* [Set exercise] Go through the listing and return every line with "Einwilligung" in it.

***** The input

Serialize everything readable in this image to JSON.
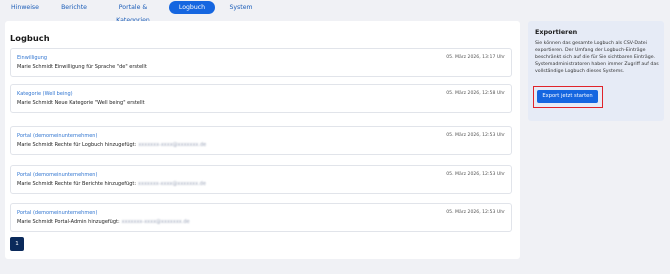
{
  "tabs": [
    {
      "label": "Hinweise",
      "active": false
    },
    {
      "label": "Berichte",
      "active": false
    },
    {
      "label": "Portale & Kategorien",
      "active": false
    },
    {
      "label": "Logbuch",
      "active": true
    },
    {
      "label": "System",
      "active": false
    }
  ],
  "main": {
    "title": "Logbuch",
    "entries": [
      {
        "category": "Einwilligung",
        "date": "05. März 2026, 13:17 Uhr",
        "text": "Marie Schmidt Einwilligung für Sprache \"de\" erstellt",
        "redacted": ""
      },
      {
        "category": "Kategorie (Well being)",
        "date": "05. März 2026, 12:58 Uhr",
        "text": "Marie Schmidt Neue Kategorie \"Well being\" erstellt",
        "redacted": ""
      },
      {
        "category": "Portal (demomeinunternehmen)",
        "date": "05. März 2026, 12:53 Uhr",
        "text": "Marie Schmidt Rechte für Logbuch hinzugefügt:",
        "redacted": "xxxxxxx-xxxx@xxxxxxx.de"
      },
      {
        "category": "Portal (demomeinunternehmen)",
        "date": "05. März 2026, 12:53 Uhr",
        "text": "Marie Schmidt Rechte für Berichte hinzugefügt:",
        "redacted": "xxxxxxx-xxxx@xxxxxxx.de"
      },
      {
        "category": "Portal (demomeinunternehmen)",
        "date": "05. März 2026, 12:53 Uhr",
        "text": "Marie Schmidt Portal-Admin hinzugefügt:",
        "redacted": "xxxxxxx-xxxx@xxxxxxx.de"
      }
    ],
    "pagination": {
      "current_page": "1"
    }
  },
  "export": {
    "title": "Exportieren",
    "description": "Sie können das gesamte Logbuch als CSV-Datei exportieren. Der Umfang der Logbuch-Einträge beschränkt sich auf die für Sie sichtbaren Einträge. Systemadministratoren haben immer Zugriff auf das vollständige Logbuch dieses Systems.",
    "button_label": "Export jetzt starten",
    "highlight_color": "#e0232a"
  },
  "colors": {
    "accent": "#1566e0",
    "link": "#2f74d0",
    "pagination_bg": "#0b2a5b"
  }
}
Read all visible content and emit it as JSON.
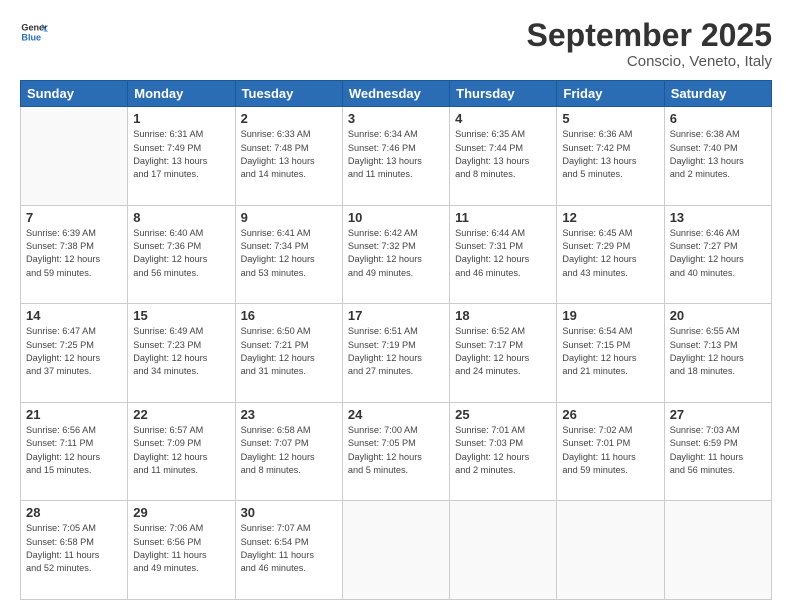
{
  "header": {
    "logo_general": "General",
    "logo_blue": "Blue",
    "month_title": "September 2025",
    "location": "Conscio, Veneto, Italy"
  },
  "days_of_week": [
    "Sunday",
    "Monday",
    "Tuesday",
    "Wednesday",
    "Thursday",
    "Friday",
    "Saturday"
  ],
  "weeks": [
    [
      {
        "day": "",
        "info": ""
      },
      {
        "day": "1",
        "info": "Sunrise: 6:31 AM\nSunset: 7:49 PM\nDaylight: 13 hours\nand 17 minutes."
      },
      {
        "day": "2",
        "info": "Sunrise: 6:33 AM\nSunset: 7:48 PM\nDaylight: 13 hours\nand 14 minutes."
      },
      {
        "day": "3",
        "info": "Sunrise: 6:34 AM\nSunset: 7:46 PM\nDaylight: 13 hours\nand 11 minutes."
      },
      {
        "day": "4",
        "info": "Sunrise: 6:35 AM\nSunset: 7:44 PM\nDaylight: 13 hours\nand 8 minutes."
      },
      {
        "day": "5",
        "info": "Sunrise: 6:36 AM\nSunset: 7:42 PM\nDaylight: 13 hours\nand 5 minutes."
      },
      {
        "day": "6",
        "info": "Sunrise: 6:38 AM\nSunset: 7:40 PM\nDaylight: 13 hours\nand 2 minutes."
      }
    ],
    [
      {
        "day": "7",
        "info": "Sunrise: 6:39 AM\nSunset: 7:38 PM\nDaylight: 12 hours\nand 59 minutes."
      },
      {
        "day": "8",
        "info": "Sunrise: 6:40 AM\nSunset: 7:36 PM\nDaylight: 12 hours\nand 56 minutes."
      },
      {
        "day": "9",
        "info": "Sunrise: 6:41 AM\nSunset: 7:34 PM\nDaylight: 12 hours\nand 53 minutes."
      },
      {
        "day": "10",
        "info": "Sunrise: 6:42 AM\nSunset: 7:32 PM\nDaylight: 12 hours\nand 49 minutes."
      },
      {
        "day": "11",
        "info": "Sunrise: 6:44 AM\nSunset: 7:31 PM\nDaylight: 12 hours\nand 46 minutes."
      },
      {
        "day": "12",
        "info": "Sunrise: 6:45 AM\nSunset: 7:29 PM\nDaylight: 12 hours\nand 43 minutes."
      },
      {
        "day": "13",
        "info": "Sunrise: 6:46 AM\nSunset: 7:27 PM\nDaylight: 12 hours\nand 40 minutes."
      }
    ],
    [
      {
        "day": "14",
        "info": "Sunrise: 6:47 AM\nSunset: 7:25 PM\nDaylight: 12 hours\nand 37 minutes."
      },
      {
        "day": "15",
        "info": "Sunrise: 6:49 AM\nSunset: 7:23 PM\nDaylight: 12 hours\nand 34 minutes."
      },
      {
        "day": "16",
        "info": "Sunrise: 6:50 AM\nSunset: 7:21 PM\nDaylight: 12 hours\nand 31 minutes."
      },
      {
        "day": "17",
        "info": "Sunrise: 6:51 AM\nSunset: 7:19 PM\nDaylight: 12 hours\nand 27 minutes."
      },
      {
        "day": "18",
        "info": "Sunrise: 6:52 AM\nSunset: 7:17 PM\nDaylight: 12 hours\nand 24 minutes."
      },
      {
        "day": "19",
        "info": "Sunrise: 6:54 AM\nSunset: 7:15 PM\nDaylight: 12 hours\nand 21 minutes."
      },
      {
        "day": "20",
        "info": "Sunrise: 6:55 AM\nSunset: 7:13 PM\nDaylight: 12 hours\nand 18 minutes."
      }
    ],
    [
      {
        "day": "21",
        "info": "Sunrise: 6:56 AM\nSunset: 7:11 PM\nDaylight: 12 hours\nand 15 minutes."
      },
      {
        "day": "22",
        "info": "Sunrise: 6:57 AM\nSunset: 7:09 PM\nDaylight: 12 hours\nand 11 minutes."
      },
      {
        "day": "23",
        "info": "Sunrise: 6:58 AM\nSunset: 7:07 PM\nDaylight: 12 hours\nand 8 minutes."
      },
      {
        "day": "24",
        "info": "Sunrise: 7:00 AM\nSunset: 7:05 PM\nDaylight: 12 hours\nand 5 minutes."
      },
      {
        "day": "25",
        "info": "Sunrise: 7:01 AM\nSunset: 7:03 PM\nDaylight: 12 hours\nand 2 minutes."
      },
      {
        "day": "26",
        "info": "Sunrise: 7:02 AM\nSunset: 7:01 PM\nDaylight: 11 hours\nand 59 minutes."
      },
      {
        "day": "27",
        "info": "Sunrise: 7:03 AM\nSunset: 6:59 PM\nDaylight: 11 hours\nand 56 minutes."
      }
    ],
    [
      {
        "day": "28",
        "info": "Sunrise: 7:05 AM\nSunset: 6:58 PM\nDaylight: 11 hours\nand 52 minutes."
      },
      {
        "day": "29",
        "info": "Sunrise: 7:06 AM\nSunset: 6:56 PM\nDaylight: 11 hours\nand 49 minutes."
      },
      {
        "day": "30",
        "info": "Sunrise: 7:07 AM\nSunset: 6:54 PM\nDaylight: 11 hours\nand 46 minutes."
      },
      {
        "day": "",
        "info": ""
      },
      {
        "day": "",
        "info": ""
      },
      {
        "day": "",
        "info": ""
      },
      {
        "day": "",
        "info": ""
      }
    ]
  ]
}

**********
***** The input

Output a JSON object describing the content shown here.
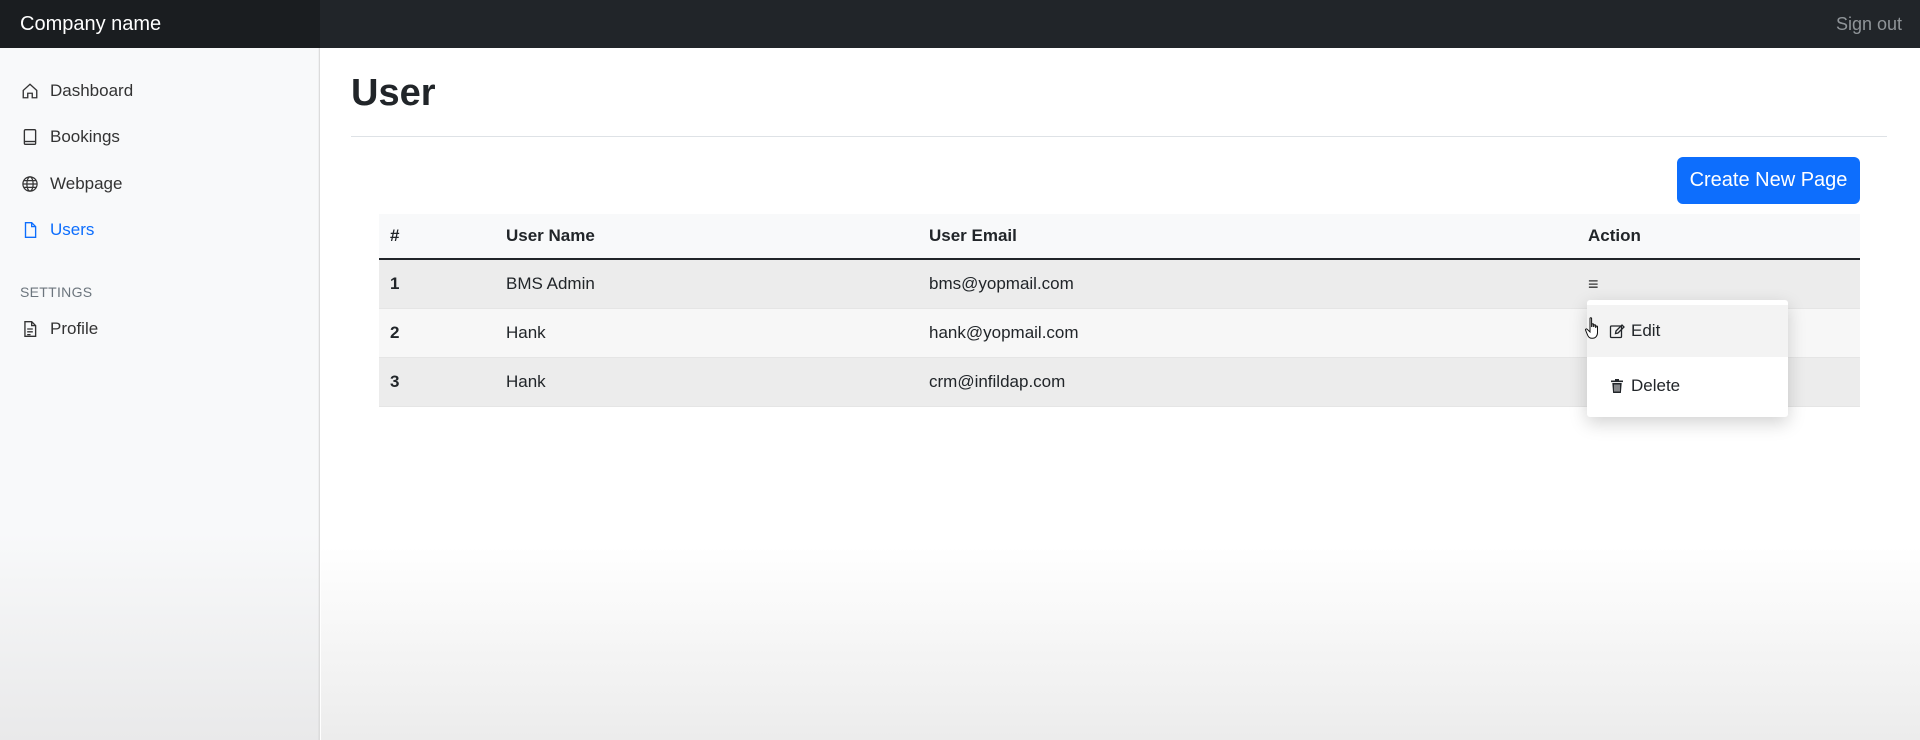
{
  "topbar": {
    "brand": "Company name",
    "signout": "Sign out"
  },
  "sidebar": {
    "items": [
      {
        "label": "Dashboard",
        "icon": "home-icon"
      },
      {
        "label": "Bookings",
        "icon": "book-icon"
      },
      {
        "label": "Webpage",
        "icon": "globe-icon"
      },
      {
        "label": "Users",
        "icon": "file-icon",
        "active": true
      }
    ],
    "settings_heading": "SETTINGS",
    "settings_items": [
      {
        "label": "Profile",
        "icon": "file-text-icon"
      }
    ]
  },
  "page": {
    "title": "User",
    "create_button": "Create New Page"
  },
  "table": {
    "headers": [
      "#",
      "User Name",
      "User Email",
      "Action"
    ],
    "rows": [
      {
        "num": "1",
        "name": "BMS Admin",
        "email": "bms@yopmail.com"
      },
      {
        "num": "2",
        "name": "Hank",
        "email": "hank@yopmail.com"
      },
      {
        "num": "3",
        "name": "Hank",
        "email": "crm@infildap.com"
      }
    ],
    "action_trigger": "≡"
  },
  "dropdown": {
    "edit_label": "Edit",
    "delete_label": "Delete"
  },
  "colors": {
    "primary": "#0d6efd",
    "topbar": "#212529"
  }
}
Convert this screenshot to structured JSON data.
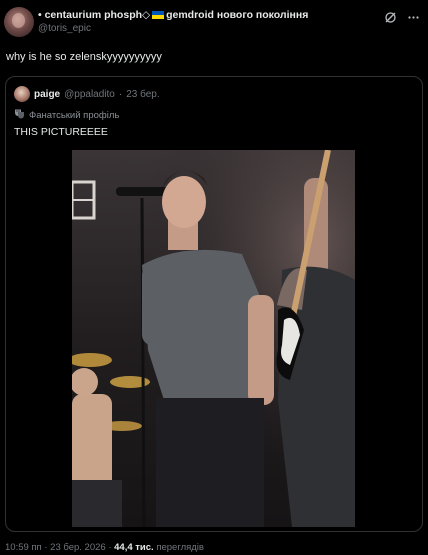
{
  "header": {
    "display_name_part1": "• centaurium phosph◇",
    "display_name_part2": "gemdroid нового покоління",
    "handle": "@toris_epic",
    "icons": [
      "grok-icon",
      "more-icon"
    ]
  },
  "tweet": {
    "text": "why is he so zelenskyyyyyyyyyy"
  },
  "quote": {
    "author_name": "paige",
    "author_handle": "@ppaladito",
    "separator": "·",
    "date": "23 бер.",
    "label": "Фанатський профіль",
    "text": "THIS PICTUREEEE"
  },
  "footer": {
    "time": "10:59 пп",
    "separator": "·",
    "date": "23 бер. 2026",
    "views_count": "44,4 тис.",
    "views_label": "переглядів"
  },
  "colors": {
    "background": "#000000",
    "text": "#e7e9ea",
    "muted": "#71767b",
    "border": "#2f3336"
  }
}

**********
***** The input

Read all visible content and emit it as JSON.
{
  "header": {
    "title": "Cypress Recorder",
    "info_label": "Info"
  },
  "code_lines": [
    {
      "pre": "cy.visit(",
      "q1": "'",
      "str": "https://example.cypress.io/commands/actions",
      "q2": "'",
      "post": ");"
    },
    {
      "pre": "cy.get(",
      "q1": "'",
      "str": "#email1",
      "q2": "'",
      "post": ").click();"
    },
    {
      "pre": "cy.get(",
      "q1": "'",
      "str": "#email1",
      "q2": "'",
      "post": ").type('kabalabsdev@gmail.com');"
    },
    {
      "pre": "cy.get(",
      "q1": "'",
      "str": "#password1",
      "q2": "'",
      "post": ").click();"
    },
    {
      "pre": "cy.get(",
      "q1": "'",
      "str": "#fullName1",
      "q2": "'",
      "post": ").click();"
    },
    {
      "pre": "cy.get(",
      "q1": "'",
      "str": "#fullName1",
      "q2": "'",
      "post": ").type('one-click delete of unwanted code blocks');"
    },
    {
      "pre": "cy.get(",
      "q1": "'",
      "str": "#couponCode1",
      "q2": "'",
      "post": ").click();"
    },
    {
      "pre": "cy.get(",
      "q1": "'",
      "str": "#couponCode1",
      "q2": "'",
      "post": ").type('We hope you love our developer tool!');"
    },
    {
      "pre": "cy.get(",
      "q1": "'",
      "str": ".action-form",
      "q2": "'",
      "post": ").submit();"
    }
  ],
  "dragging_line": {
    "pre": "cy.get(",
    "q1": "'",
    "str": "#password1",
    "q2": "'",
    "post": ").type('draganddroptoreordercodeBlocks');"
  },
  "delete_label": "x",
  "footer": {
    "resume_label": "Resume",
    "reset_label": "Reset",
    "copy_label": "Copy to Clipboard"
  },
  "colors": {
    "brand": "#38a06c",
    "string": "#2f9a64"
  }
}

**********

* [Exercise result]
        "category": "Einwilligung",
        "text": "Marie Schmidt Einwilligung für Sprache \"de\" erstellt",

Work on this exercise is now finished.